* Detalles de la tarea
Reescriba el tramo de los ítems que abre con el comienzo de estos y cierra con la línea que contiene "data-label: 28 (684, 275, 702, 288)", ambos extremos incluidos, sustituyendo "France" por "Francia" y sin alterar nada más.

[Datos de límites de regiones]
------------------------
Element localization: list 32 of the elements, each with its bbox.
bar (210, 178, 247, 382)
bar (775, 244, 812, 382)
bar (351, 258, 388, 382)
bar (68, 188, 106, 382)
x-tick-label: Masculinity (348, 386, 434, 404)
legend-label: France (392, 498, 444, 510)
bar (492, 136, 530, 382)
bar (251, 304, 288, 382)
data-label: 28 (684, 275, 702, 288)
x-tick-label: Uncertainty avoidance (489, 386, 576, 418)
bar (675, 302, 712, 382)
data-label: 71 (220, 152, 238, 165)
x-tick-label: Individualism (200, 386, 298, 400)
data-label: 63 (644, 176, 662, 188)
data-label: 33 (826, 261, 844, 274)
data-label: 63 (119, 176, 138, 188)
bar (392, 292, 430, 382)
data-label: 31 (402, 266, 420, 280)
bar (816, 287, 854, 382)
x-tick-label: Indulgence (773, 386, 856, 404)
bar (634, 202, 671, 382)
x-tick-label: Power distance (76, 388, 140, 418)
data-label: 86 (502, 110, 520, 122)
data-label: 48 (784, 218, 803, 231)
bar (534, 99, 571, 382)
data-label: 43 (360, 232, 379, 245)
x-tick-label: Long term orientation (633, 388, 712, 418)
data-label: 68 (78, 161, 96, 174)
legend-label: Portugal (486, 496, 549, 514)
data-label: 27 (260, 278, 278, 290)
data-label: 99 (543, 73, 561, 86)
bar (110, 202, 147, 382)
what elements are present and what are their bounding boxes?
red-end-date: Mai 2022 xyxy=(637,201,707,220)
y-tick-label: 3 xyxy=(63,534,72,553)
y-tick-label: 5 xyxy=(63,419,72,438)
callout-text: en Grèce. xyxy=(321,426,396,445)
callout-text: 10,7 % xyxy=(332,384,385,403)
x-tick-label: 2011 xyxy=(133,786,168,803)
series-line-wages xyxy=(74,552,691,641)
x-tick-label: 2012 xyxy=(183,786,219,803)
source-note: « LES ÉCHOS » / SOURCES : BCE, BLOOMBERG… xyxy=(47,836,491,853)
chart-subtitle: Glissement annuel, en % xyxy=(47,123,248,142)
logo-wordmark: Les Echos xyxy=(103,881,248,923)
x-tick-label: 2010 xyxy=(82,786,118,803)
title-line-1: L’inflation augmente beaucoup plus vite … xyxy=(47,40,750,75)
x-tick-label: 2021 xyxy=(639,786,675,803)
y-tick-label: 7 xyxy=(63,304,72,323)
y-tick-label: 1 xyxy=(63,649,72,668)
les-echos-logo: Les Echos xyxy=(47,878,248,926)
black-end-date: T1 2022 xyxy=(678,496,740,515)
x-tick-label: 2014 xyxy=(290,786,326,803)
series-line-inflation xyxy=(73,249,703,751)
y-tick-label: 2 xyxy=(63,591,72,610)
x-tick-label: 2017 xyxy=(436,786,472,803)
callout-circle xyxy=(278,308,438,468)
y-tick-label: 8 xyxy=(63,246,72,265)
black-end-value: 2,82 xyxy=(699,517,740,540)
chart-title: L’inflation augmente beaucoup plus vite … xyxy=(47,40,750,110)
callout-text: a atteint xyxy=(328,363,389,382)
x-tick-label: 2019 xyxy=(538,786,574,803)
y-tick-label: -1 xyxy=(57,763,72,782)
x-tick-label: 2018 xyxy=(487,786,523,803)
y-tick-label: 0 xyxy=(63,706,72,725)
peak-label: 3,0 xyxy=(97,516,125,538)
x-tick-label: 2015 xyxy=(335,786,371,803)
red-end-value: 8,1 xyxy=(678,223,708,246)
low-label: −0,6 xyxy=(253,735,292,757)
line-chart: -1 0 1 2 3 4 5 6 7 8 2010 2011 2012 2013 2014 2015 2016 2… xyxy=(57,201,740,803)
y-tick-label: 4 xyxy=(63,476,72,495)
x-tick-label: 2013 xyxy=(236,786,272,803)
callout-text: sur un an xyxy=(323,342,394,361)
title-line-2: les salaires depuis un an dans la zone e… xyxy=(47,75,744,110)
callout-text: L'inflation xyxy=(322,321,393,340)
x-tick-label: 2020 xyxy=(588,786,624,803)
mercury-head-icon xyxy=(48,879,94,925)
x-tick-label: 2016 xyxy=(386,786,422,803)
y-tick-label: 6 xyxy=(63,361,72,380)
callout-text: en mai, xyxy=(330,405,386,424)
------------------------
* Respuesta al problema
Element localization: list 32 of the elements, each with its bbox.
bar (210, 178, 247, 382)
bar (775, 244, 812, 382)
bar (351, 258, 388, 382)
bar (68, 188, 106, 382)
x-tick-label: Masculinity (348, 386, 434, 404)
legend-label: Francia (392, 498, 444, 510)
bar (492, 136, 530, 382)
bar (251, 304, 288, 382)
data-label: 28 (684, 275, 702, 288)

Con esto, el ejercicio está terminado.